* [Data extract]
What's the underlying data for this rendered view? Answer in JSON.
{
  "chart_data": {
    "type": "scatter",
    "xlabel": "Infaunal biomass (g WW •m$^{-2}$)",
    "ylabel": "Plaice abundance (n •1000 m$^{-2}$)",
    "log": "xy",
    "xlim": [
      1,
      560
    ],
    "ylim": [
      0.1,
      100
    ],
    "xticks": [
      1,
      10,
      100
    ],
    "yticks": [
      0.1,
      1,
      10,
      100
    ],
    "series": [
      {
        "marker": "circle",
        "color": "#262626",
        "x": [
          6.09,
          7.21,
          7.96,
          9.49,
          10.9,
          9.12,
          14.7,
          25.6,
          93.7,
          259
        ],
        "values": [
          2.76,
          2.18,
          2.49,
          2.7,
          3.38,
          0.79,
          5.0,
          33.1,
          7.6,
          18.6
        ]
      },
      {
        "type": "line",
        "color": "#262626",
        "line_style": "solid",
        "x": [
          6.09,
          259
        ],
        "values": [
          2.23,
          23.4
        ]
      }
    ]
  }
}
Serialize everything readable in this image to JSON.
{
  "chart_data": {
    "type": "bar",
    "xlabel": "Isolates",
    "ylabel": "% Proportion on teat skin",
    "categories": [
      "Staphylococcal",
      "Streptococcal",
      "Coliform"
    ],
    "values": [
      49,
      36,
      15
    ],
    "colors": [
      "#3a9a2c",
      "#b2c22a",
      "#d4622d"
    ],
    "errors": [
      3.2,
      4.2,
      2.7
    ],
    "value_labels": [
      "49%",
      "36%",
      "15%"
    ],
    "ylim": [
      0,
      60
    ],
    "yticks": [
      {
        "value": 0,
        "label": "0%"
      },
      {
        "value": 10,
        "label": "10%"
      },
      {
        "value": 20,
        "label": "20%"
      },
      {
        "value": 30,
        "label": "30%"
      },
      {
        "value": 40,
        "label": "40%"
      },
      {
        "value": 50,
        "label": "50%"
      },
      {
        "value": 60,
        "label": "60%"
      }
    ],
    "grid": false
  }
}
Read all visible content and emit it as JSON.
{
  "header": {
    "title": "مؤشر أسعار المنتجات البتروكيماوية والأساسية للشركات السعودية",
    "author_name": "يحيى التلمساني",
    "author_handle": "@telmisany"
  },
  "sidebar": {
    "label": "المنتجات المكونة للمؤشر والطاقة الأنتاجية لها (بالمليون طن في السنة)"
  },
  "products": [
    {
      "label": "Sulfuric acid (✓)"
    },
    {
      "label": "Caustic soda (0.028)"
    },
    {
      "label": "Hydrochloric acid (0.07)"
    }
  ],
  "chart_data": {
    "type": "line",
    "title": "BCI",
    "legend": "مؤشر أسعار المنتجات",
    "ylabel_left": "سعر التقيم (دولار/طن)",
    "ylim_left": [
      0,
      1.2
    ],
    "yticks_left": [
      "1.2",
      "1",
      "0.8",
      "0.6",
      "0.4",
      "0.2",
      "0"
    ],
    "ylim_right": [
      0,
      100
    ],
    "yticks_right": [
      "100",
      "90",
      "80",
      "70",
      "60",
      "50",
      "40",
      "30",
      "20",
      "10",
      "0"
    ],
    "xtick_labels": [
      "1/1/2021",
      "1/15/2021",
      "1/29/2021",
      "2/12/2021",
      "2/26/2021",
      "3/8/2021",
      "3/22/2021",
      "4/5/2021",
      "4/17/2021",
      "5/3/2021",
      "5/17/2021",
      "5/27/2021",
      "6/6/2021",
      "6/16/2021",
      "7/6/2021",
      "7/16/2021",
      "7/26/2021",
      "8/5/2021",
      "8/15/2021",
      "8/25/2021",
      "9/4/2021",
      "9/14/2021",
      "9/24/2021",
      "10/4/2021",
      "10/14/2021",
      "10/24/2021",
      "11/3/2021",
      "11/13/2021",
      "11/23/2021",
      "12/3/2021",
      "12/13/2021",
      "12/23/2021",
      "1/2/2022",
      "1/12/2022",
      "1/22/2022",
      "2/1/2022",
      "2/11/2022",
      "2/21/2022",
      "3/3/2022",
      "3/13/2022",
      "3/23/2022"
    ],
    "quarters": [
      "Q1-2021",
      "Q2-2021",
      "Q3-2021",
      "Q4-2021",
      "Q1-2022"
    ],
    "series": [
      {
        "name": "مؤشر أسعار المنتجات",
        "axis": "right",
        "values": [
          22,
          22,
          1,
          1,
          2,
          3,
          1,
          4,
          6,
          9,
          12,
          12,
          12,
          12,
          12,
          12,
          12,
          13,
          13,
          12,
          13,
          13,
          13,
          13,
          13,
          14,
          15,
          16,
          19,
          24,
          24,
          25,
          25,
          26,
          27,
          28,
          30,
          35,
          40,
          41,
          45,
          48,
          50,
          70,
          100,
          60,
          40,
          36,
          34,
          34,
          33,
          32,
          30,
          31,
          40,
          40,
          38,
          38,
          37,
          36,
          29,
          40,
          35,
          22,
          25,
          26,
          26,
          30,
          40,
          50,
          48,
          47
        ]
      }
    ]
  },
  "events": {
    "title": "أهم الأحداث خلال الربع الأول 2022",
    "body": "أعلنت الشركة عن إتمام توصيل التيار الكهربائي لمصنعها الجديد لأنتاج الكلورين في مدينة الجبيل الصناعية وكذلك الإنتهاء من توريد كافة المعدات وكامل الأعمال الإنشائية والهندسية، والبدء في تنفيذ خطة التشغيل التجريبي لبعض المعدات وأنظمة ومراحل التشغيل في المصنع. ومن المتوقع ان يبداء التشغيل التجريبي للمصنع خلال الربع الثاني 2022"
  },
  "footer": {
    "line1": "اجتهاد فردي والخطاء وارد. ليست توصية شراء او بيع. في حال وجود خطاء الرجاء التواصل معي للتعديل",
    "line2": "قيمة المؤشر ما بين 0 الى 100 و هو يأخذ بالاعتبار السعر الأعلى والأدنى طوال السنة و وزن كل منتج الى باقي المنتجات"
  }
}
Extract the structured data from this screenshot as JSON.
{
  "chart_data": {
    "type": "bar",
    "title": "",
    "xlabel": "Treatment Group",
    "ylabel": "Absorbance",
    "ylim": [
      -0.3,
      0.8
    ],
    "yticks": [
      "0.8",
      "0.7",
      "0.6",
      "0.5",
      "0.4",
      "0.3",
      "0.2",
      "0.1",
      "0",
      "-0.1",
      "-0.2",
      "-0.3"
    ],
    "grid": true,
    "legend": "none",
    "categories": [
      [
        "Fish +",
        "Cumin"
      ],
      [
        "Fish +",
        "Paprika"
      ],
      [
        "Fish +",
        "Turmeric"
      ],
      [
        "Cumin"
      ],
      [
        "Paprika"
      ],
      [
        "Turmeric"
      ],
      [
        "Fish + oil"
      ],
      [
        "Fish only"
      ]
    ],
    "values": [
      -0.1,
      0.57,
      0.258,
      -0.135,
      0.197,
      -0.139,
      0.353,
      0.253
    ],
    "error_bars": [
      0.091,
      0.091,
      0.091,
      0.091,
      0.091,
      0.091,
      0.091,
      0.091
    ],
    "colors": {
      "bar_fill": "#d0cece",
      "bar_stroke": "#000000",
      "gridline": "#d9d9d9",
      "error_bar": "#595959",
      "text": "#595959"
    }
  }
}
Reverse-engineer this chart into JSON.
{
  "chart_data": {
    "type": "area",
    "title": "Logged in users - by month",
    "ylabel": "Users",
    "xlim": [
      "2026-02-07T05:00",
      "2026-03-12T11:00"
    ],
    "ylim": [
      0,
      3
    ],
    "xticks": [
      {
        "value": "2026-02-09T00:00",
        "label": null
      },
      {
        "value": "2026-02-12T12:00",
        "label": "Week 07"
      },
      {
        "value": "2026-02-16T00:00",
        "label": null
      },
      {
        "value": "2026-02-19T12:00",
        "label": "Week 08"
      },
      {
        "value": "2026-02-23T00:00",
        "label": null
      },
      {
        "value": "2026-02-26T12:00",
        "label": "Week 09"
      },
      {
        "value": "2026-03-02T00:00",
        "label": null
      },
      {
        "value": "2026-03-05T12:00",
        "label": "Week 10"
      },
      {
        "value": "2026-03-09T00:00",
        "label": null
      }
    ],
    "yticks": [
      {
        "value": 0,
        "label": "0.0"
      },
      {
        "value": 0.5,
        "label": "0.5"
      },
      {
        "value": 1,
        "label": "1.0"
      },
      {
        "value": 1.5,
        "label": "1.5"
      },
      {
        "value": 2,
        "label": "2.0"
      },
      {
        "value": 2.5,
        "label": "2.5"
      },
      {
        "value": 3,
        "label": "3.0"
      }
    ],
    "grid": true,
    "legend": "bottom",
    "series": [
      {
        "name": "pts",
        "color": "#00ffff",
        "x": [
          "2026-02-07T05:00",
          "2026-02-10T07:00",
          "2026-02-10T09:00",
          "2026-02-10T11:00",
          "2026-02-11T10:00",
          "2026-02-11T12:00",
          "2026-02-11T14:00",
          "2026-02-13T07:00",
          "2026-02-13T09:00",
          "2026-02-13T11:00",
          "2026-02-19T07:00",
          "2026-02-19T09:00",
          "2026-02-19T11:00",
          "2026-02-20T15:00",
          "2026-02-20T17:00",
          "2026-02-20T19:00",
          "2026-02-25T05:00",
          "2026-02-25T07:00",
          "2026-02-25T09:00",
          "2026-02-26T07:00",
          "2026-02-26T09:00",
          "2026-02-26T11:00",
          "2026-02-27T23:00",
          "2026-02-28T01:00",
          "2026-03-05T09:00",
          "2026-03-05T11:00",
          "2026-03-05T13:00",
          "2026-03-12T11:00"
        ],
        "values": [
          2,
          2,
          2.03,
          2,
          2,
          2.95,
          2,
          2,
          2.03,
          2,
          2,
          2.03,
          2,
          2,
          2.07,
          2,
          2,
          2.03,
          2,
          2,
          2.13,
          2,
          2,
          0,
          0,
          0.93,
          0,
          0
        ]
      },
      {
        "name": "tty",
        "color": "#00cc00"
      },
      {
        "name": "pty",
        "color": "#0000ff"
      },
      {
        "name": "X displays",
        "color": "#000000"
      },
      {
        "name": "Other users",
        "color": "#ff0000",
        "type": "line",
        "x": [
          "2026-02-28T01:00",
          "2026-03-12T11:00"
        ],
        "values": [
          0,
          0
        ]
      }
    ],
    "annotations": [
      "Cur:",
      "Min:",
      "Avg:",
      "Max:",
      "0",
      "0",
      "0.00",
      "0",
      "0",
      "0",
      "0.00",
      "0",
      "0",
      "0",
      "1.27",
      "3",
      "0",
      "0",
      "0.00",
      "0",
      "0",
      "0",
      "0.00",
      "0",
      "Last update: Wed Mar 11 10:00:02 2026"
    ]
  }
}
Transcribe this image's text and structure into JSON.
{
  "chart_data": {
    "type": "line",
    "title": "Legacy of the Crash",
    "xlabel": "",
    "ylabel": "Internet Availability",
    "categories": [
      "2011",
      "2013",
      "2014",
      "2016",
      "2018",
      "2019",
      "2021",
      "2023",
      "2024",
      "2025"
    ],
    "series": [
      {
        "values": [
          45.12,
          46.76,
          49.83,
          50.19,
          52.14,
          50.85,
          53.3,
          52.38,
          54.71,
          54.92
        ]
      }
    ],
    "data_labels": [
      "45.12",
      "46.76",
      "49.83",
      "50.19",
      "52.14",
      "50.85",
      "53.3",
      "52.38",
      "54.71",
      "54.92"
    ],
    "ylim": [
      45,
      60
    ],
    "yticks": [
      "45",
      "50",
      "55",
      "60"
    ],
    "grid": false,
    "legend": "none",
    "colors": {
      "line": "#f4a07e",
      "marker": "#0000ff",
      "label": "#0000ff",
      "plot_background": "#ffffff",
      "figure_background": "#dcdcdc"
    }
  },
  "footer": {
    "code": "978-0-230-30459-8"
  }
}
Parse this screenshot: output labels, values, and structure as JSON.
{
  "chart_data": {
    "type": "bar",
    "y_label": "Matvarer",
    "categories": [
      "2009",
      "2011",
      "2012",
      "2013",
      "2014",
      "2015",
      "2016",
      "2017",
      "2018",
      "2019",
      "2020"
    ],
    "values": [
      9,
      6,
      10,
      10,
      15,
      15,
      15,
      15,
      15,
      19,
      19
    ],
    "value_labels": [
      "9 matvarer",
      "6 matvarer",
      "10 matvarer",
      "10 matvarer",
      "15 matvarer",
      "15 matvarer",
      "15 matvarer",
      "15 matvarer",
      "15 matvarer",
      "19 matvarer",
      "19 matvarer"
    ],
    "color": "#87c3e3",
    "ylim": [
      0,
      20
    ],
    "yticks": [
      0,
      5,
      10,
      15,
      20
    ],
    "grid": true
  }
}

* [Directions for this task] Find the lines with the string "screenshot" and reproduce them.

* [Exercise answer]
Extract the structured data from this screenshot as JSON.
Parse this screenshot: output labels, values, and structure as JSON.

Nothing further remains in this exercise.